[Dataset excerpt]
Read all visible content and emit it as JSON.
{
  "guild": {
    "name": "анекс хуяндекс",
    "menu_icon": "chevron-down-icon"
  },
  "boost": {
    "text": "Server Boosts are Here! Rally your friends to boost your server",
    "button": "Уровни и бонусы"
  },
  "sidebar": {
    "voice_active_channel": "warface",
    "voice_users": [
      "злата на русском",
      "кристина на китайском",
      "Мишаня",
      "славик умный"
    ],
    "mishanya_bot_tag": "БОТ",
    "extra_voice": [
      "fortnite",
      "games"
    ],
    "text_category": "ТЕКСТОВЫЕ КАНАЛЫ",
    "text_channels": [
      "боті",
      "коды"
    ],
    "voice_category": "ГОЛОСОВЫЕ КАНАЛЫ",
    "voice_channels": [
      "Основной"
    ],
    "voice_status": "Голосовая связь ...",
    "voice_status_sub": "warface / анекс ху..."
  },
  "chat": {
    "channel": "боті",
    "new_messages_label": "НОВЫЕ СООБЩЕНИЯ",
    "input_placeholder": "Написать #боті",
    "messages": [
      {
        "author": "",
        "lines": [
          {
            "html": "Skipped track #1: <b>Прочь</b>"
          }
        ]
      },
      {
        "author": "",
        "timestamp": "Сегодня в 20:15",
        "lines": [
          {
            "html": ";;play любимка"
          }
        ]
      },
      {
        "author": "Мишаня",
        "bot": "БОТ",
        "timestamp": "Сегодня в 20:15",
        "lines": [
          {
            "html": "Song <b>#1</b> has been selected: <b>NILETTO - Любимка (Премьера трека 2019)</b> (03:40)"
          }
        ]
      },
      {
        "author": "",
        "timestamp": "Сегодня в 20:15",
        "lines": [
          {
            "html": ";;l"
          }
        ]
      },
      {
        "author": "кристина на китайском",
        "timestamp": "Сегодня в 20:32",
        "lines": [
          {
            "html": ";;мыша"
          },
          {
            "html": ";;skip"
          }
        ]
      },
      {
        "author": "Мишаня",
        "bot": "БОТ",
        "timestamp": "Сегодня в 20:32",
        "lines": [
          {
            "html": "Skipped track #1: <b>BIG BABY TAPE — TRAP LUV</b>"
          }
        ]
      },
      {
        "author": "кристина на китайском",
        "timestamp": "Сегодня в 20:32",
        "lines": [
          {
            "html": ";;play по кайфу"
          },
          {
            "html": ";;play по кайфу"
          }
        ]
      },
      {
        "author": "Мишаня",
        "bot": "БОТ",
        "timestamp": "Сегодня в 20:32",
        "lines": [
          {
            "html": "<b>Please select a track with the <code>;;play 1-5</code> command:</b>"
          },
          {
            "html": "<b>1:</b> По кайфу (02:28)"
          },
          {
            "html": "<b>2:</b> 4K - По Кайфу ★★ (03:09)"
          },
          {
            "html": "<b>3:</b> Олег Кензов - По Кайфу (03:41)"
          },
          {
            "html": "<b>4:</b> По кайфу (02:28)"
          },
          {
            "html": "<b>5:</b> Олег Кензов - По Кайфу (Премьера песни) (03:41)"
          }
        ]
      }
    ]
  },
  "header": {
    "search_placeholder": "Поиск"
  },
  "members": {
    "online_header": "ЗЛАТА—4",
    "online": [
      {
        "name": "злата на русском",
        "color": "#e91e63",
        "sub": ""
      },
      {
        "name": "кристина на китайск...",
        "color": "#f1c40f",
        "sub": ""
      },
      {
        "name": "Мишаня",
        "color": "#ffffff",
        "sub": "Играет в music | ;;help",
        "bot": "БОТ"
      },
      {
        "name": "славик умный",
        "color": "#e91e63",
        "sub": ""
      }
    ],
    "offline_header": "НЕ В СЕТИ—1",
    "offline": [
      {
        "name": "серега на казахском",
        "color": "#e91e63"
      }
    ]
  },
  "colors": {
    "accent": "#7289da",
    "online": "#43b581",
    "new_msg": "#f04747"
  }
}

EXERCISE TASK: In the listing, find all lines with the string "Олег" and copy them.

EXERCISE OUTPUT:
            "html": "<b>3:</b> Олег Кензов - По Кайфу (03:41)"
            "html": "<b>5:</b> Олег Кензов - По Кайфу (Премьера песни) (03:41)"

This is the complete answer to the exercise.